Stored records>
==============================
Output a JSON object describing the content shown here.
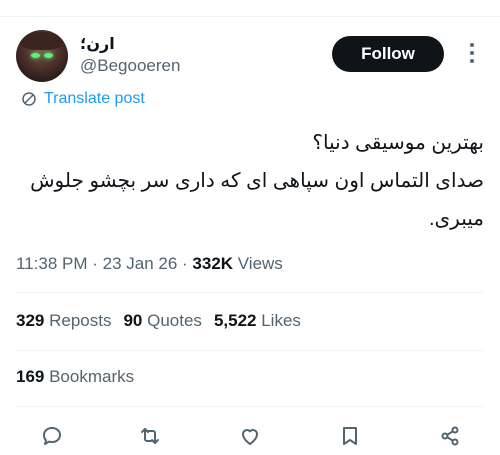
{
  "post": {
    "author": {
      "display_name": "ارن؛",
      "handle": "@Begooeren",
      "avatar_icon": "avatar-character-icon"
    },
    "follow_label": "Follow",
    "translate_label": "Translate post",
    "text_lines": [
      "بهترین موسیقی دنیا؟",
      "صدای التماس اون سپاهی ای که داری سر بچشو جلوش",
      "میبری."
    ],
    "timestamp": "11:38 PM · 23 Jan 26 · ",
    "views_count": "332K",
    "views_label": " Views"
  },
  "stats": {
    "reposts_count": "329",
    "reposts_label": " Reposts",
    "quotes_count": "90",
    "quotes_label": " Quotes",
    "likes_count": "5,522",
    "likes_label": " Likes",
    "bookmarks_count": "169",
    "bookmarks_label": " Bookmarks"
  },
  "actions": [
    "reply-icon",
    "repost-icon",
    "like-icon",
    "bookmark-icon",
    "share-icon"
  ],
  "colors": {
    "accent": "#1d9bf0",
    "text": "#0f1419",
    "secondary": "#536471",
    "follow_bg": "#0f1419"
  }
}
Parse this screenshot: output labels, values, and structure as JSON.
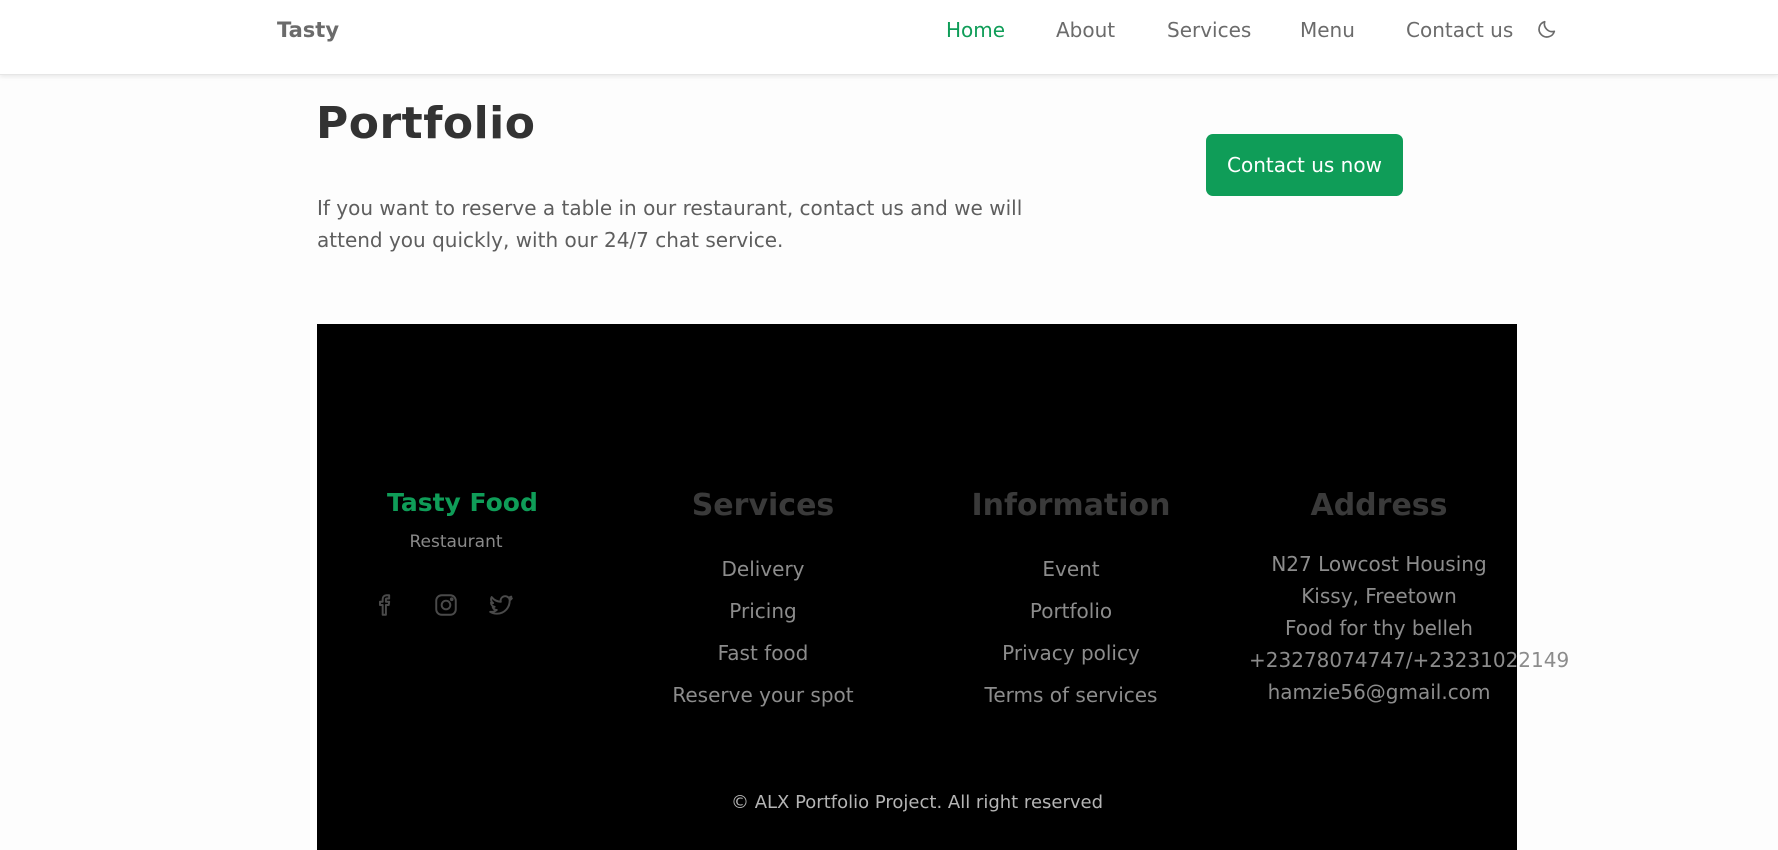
{
  "header": {
    "brand": "Tasty",
    "nav": [
      {
        "label": "Home",
        "active": true
      },
      {
        "label": "About"
      },
      {
        "label": "Services"
      },
      {
        "label": "Menu"
      },
      {
        "label": "Contact us"
      }
    ],
    "theme_icon": "moon-icon"
  },
  "hero": {
    "title": "Portfolio",
    "description": "If you want to reserve a table in our restaurant, contact us and we will attend you quickly, with our 24/7 chat service.",
    "cta_label": "Contact us now"
  },
  "footer": {
    "brand": {
      "title": "Tasty Food",
      "subtitle": "Restaurant",
      "social_icons": [
        "facebook-icon",
        "instagram-icon",
        "twitter-icon"
      ]
    },
    "services": {
      "heading": "Services",
      "links": [
        "Delivery",
        "Pricing",
        "Fast food",
        "Reserve your spot"
      ]
    },
    "information": {
      "heading": "Information",
      "links": [
        "Event",
        "Portfolio",
        "Privacy policy",
        "Terms of services"
      ]
    },
    "address": {
      "heading": "Address",
      "lines": [
        "N27 Lowcost Housing Kissy, Freetown",
        "Food for thy belleh",
        "+23278074747/+23231022149",
        "hamzie56@gmail.com"
      ]
    },
    "copyright": "© ALX Portfolio Project. All right reserved"
  },
  "colors": {
    "accent": "#0f9d58",
    "footer_bg": "#000000",
    "text_muted": "#8c8c8c"
  }
}
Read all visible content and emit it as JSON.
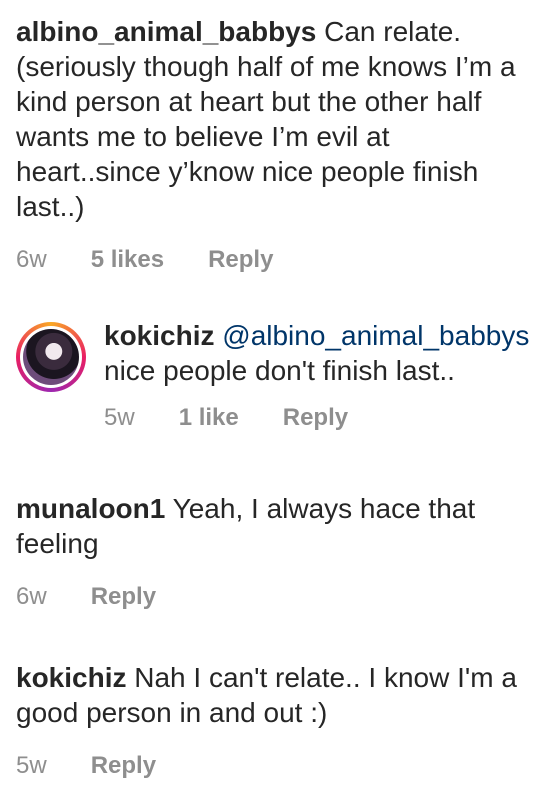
{
  "comments": [
    {
      "username": "albino_animal_babbys",
      "text": "Can relate. (seriously though half of me knows I’m a kind person at heart but the other half wants me to believe I’m evil at heart..since y’know nice people finish last..)",
      "time": "6w",
      "likes": "5 likes",
      "reply": "Reply"
    },
    {
      "username": "kokichiz",
      "mention": "@albino_animal_babbys",
      "text": "nice people don't finish last..",
      "time": "5w",
      "likes": "1 like",
      "reply": "Reply",
      "is_reply": true
    },
    {
      "username": "munaloon1",
      "text": "Yeah, I always hace that feeling",
      "time": "6w",
      "reply": "Reply"
    },
    {
      "username": "kokichiz",
      "text": "Nah I can't relate.. I know I'm a good person in and out :)",
      "time": "5w",
      "reply": "Reply"
    }
  ],
  "colors": {
    "text": "#262626",
    "muted": "#8e8e8e",
    "mention": "#003569"
  }
}
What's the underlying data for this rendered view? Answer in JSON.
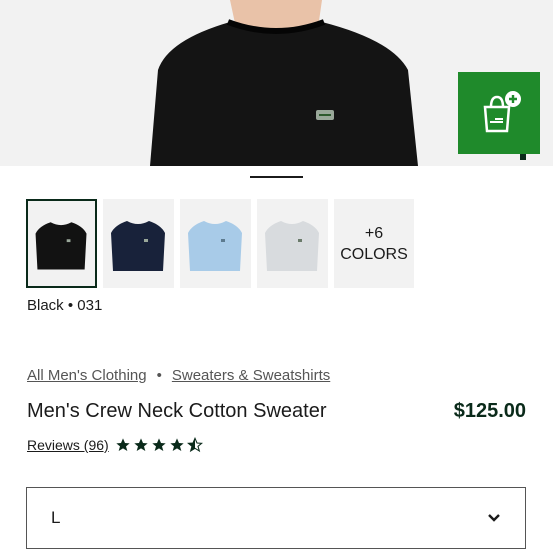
{
  "color": {
    "name": "Black",
    "code": "031",
    "separator": "•"
  },
  "thumbnails": [
    {
      "color_name": "black",
      "hex": "#121212"
    },
    {
      "color_name": "navy",
      "hex": "#18223a"
    },
    {
      "color_name": "light-blue",
      "hex": "#a8cbe8"
    },
    {
      "color_name": "light-grey",
      "hex": "#d8dbde"
    }
  ],
  "more_colors": {
    "count": "+6",
    "label": "COLORS"
  },
  "breadcrumb": {
    "items": [
      "All Men's Clothing",
      "Sweaters & Sweatshirts"
    ],
    "separator": "•"
  },
  "product": {
    "title": "Men's Crew Neck Cotton Sweater",
    "price": "$125.00"
  },
  "reviews": {
    "label": "Reviews (96)",
    "rating": 4.5
  },
  "size": {
    "selected": "L"
  },
  "icons": {
    "cart": "shopping-bag-plus-icon",
    "dropdown": "chevron-down-icon"
  },
  "colors": {
    "brand_green": "#1f8a2b",
    "dark_green": "#0a2a1a"
  }
}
==============================
Directions>
Note how many lines in the listing above hold the string "finish", then give only that figure.

Response for this exercise>
2